Dataset entries on figures:
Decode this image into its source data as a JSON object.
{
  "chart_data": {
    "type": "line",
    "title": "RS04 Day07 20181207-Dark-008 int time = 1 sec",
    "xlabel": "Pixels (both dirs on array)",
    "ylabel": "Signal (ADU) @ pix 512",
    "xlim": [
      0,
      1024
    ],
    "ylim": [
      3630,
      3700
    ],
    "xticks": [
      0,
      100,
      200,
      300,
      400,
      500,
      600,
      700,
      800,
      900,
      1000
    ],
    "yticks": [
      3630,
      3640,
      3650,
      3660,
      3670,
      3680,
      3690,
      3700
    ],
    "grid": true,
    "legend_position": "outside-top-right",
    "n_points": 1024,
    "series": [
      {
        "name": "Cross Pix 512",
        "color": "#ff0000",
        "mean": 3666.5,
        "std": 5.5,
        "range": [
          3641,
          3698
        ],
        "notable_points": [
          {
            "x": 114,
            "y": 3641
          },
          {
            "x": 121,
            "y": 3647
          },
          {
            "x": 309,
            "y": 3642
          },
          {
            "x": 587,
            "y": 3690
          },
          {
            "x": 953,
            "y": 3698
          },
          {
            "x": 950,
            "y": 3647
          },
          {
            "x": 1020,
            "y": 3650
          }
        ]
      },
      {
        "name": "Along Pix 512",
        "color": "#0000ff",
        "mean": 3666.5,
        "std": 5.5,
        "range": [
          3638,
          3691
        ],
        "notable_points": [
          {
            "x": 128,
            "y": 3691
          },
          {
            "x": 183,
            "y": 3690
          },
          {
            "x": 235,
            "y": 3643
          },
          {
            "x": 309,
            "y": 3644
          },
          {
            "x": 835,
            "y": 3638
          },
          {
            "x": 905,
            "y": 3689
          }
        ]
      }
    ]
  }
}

TASK OBJECTIVE
Repeat each record exactly. Omit nothing.

FULL OUTPUT
Decode this image into its source data as a JSON object.
{
  "chart_data": {
    "type": "line",
    "title": "RS04 Day07 20181207-Dark-008 int time = 1 sec",
    "xlabel": "Pixels (both dirs on array)",
    "ylabel": "Signal (ADU) @ pix 512",
    "xlim": [
      0,
      1024
    ],
    "ylim": [
      3630,
      3700
    ],
    "xticks": [
      0,
      100,
      200,
      300,
      400,
      500,
      600,
      700,
      800,
      900,
      1000
    ],
    "yticks": [
      3630,
      3640,
      3650,
      3660,
      3670,
      3680,
      3690,
      3700
    ],
    "grid": true,
    "legend_position": "outside-top-right",
    "n_points": 1024,
    "series": [
      {
        "name": "Cross Pix 512",
        "color": "#ff0000",
        "mean": 3666.5,
        "std": 5.5,
        "range": [
          3641,
          3698
        ],
        "notable_points": [
          {
            "x": 114,
            "y": 3641
          },
          {
            "x": 121,
            "y": 3647
          },
          {
            "x": 309,
            "y": 3642
          },
          {
            "x": 587,
            "y": 3690
          },
          {
            "x": 953,
            "y": 3698
          },
          {
            "x": 950,
            "y": 3647
          },
          {
            "x": 1020,
            "y": 3650
          }
        ]
      },
      {
        "name": "Along Pix 512",
        "color": "#0000ff",
        "mean": 3666.5,
        "std": 5.5,
        "range": [
          3638,
          3691
        ],
        "notable_points": [
          {
            "x": 128,
            "y": 3691
          },
          {
            "x": 183,
            "y": 3690
          },
          {
            "x": 235,
            "y": 3643
          },
          {
            "x": 309,
            "y": 3644
          },
          {
            "x": 835,
            "y": 3638
          },
          {
            "x": 905,
            "y": 3689
          }
        ]
      }
    ]
  }
}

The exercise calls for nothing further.